>> start AVAILABLE RECORDS
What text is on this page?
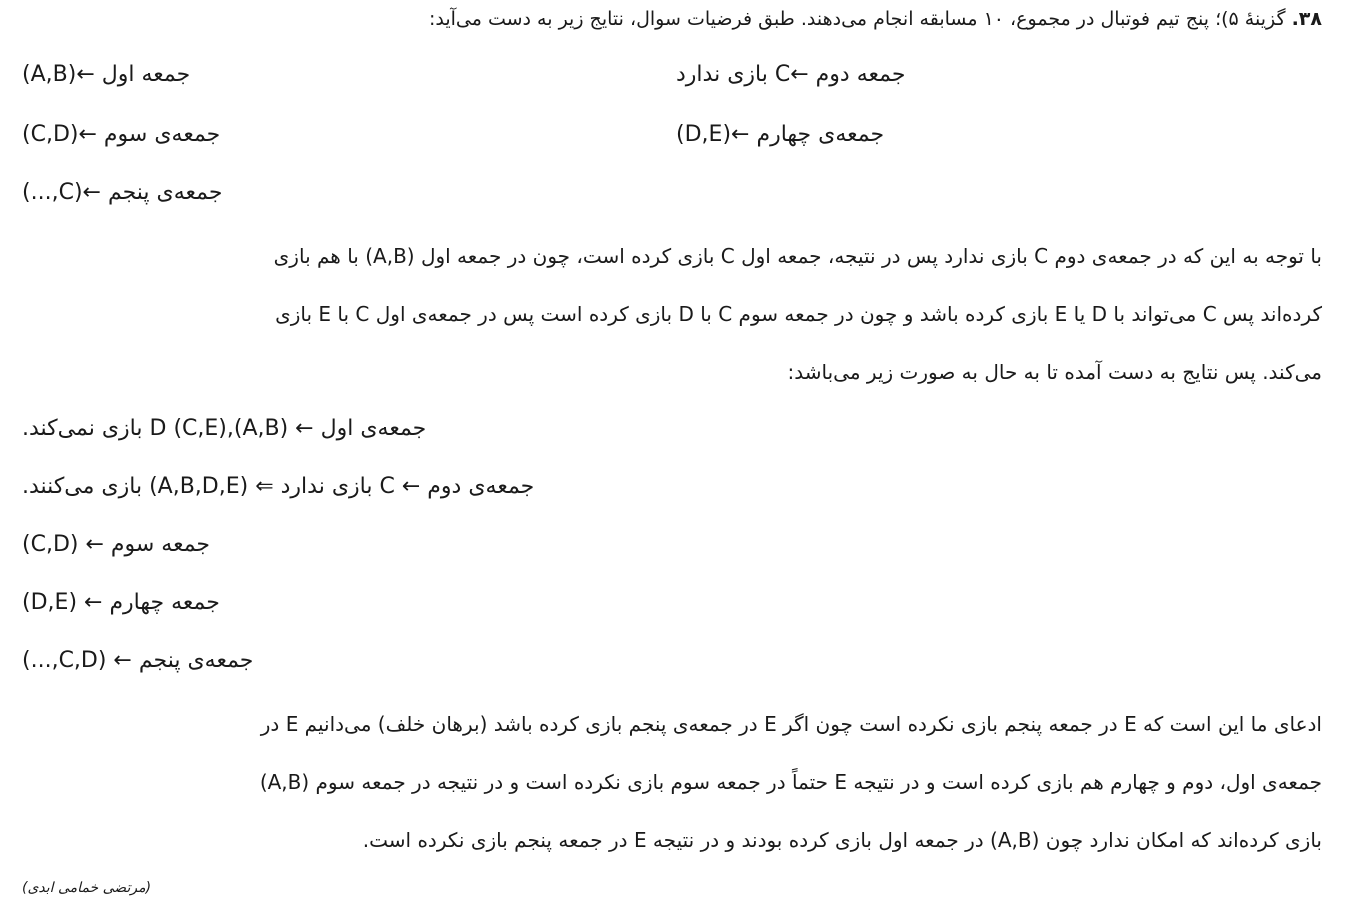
۳۸. گزینهٔ ۵)؛ پنج تیم فوتبال در مجموع، ۱۰ مسابقه انجام می‌دهند. طبق فرضیات سوال، نتایج زیر به دست می‌آید:
جمعه اول ←(A,B)
جمعه‌ی سوم ←(C,D)
جمعه‌ی پنجم ←(C,...)
جمعه دوم ←C بازی ندارد
جمعه‌ی چهارم ←(D,E)
با توجه به این که در جمعه‌ی دوم C بازی ندارد پس در نتیجه، جمعه اول C بازی کرده است، چون در جمعه اول (A,B) با هم بازی
کرده‌اند پس C می‌تواند با D یا E بازی کرده باشد و چون در جمعه سوم C با D بازی کرده است پس در جمعه‌ی اول C با E بازی
می‌کند. پس نتایج به دست آمده تا به حال به صورت زیر می‌باشد:
جمعه‌ی اول ← (A,B),(C,E) D بازی نمی‌کند.
جمعه‌ی دوم ← C بازی ندارد ⇐ (A,B,D,E) بازی می‌کنند.
جمعه سوم ← (C,D)
جمعه چهارم ← (D,E)
جمعه‌ی پنجم ← (C,D,...)
ادعای ما این است که E در جمعه پنجم بازی نکرده است چون اگر E در جمعه‌ی پنجم بازی کرده باشد (برهان خلف) می‌دانیم E در
جمعه‌ی اول، دوم و چهارم هم بازی کرده است و در نتیجه E حتماً در جمعه سوم بازی نکرده است و در نتیجه در جمعه سوم (A,B)
بازی کرده‌اند که امکان ندارد چون (A,B) در جمعه اول بازی کرده بودند و در نتیجه E در جمعه پنجم بازی نکرده است.
(مرتضی خمامی ابدی)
>> end AVAILABLE RECORDS
» SET PROBLEM: List each line holding the string "نکرده".

» EXERCISE SOLUTION:
ادعای ما این است که E در جمعه پنجم بازی نکرده است چون اگر E در جمعه‌ی پنجم بازی کرده باشد (برهان خلف) می‌دانیم E در
جمعه‌ی اول، دوم و چهارم هم بازی کرده است و در نتیجه E حتماً در جمعه سوم بازی نکرده است و در نتیجه در جمعه سوم (A,B)
بازی کرده‌اند که امکان ندارد چون (A,B) در جمعه اول بازی کرده بودند و در نتیجه E در جمعه پنجم بازی نکرده است.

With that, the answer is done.